TASK DETAILS
Print each record below word for word.

==== INFORMATION GIVEN ====

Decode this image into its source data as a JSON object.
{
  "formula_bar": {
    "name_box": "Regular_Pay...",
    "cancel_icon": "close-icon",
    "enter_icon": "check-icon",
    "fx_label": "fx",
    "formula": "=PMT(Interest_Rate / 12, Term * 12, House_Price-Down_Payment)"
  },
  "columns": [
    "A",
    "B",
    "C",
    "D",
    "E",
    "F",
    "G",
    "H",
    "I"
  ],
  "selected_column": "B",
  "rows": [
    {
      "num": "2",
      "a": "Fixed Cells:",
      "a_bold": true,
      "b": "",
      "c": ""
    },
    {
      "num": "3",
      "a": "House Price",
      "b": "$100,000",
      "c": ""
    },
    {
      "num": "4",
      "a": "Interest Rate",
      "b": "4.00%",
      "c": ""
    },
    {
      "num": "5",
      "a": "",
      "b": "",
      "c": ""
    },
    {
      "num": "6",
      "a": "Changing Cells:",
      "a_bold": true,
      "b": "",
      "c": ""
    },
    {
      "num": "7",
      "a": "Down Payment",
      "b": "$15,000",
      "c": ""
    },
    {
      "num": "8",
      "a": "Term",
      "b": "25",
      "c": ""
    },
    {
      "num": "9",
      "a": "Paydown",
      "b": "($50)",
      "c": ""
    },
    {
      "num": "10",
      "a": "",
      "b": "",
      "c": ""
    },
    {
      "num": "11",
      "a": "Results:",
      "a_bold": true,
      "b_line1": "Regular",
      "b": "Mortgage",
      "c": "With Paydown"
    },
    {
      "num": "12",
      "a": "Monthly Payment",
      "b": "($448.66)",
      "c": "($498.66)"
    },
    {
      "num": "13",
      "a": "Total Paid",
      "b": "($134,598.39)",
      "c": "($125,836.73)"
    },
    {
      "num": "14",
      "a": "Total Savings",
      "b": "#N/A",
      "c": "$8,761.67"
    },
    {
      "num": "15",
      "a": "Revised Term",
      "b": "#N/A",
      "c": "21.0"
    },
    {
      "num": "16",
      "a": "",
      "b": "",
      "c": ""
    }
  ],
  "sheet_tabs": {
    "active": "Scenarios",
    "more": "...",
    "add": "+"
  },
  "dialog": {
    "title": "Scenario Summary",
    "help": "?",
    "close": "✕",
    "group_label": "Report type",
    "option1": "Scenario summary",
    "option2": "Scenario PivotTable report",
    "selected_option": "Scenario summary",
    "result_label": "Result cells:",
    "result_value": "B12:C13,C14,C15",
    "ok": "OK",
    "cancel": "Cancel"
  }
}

====

EXERCISE RESULT
Decode this image into its source data as a JSON object.
{
  "formula_bar": {
    "name_box": "Regular_Pay...",
    "cancel_icon": "close-icon",
    "enter_icon": "check-icon",
    "fx_label": "fx",
    "formula": "=PMT(Interest_Rate / 12, Term * 12, House_Price-Down_Payment)"
  },
  "columns": [
    "A",
    "B",
    "C",
    "D",
    "E",
    "F",
    "G",
    "H",
    "I"
  ],
  "selected_column": "B",
  "rows": [
    {
      "num": "2",
      "a": "Fixed Cells:",
      "a_bold": true,
      "b": "",
      "c": ""
    },
    {
      "num": "3",
      "a": "House Price",
      "b": "$100,000",
      "c": ""
    },
    {
      "num": "4",
      "a": "Interest Rate",
      "b": "4.00%",
      "c": ""
    },
    {
      "num": "5",
      "a": "",
      "b": "",
      "c": ""
    },
    {
      "num": "6",
      "a": "Changing Cells:",
      "a_bold": true,
      "b": "",
      "c": ""
    },
    {
      "num": "7",
      "a": "Down Payment",
      "b": "$15,000",
      "c": ""
    },
    {
      "num": "8",
      "a": "Term",
      "b": "25",
      "c": ""
    },
    {
      "num": "9",
      "a": "Paydown",
      "b": "($50)",
      "c": ""
    },
    {
      "num": "10",
      "a": "",
      "b": "",
      "c": ""
    },
    {
      "num": "11",
      "a": "Results:",
      "a_bold": true,
      "b_line1": "Regular",
      "b": "Mortgage",
      "c": "With Paydown"
    },
    {
      "num": "12",
      "a": "Monthly Payment",
      "b": "($448.66)",
      "c": "($498.66)"
    },
    {
      "num": "13",
      "a": "Total Paid",
      "b": "($134,598.39)",
      "c": "($125,836.73)"
    },
    {
      "num": "14",
      "a": "Total Savings",
      "b": "#N/A",
      "c": "$8,761.67"
    },
    {
      "num": "15",
      "a": "Revised Term",
      "b": "#N/A",
      "c": "21.0"
    },
    {
      "num": "16",
      "a": "",
      "b": "",
      "c": ""
    }
  ],
  "sheet_tabs": {
    "active": "Scenarios",
    "more": "...",
    "add": "+"
  },
  "dialog": {
    "title": "Scenario Summary",
    "help": "?",
    "close": "✕",
    "group_label": "Report type",
    "option1": "Scenario summary",
    "option2": "Scenario PivotTable report",
    "selected_option": "Scenario summary",
    "result_label": "Result cells:",
    "result_value": "B12:C13,C14,C15",
    "ok": "OK",
    "cancel": "Cancel"
  }
}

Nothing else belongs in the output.